• Exercise brief:
Reproduce all of the records exactly.

• Source data:
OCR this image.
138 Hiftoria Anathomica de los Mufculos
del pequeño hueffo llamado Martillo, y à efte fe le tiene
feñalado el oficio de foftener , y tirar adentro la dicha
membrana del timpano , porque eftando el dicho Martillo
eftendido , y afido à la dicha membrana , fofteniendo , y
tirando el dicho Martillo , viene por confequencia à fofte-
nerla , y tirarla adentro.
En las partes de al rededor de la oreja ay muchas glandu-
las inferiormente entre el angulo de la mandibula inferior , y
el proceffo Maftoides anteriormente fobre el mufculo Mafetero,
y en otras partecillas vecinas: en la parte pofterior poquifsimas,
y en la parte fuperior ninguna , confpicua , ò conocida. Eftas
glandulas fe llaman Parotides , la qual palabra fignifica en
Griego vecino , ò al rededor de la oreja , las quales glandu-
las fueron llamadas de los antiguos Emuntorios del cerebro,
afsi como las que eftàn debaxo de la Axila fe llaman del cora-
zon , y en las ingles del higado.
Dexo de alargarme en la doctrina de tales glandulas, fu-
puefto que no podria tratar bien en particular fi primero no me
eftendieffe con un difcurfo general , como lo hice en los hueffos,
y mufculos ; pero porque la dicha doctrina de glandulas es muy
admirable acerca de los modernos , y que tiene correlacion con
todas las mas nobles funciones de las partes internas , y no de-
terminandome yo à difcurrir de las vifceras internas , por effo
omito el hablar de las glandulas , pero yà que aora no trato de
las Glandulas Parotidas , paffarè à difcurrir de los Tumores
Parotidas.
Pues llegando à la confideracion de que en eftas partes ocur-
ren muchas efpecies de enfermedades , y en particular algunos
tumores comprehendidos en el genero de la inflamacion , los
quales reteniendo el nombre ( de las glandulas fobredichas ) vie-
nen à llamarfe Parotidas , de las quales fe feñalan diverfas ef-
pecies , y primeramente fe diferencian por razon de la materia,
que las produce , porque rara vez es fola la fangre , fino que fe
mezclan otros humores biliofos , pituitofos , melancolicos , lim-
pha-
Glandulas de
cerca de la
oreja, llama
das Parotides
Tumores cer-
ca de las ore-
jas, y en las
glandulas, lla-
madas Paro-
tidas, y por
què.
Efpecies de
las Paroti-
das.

• Answer section:
OCR this image.
138 Hiftoria Anathomica de los Mufculos
del pequeño hueffo llamado Martillo, y à efte fe le tiene
feñalado el oficio de foftener , y tirar adentro la dicha
membrana del timpano , porque eftando el dicho Martillo
eftendido , y afido à la dicha membrana , fofteniendo , y
tirando el dicho Martillo , viene por confequencia à fofte-
nerla , y tirarla adentro.
En las partes de al rededor de la oreja ay muchas glandu-
las inferiormente entre el angulo de la mandibula inferior , y
el proceffo Maftoides anteriormente fobre el mufculo Mafetero,
y en otras partecillas vecinas: en la parte pofterior poquifsimas,
y en la parte fuperior ninguna , confpicua , ò conocida. Eftas
glandulas fe llaman Parotides , la qual palabra fignifica en
Griego vecino , ò al rededor de la oreja , las quales glandu-
las fueron llamadas de los antiguos Emuntorios del cerebro,
afsi como las que eftàn debaxo de la Axila fe llaman del cora-
zon , y en las ingles del higado.
Dexo de alargarme en la doctrina de tales glandulas, fu-
puefto que no podria tratar bien en particular fi primero no me
eftendieffe con un difcurfo general , como lo hice en los hueffos,
y mufculos ; pero porque la dicha doctrina de glandulas es muy
admirable acerca de los modernos , y que tiene correlacion con
todas las mas nobles funciones de las partes internas , y no de-
terminandome yo à difcurrir de las vifceras internas , por effo
omito el hablar de las glandulas , pero yà que aora no trato de
las Glandulas Parotidas , paffarè à difcurrir de los Tumores
Parotidas.
Pues llegando à la confideracion de que en eftas partes ocur-
ren muchas efpecies de enfermedades , y en particular algunos
tumores comprehendidos en el genero de la inflamacion , los
quales reteniendo el nombre ( de las glandulas fobredichas ) vie-
nen à llamarfe Parotidas , de las quales fe feñalan diverfas ef-
pecies , y primeramente fe diferencian por razon de la materia,
que las produce , porque rara vez es fola la fangre , fino que fe
mezclan otros humores biliofos , pituitofos , melancolicos , lim-
pha-
Glandulas de
cerca de la
oreja, llama
das Parotides
Tumores cer-
ca de las ore-
jas, y en las
glandulas, lla-
madas Paro-
tidas, y por
què.
Efpecies de
las Paroti-
das.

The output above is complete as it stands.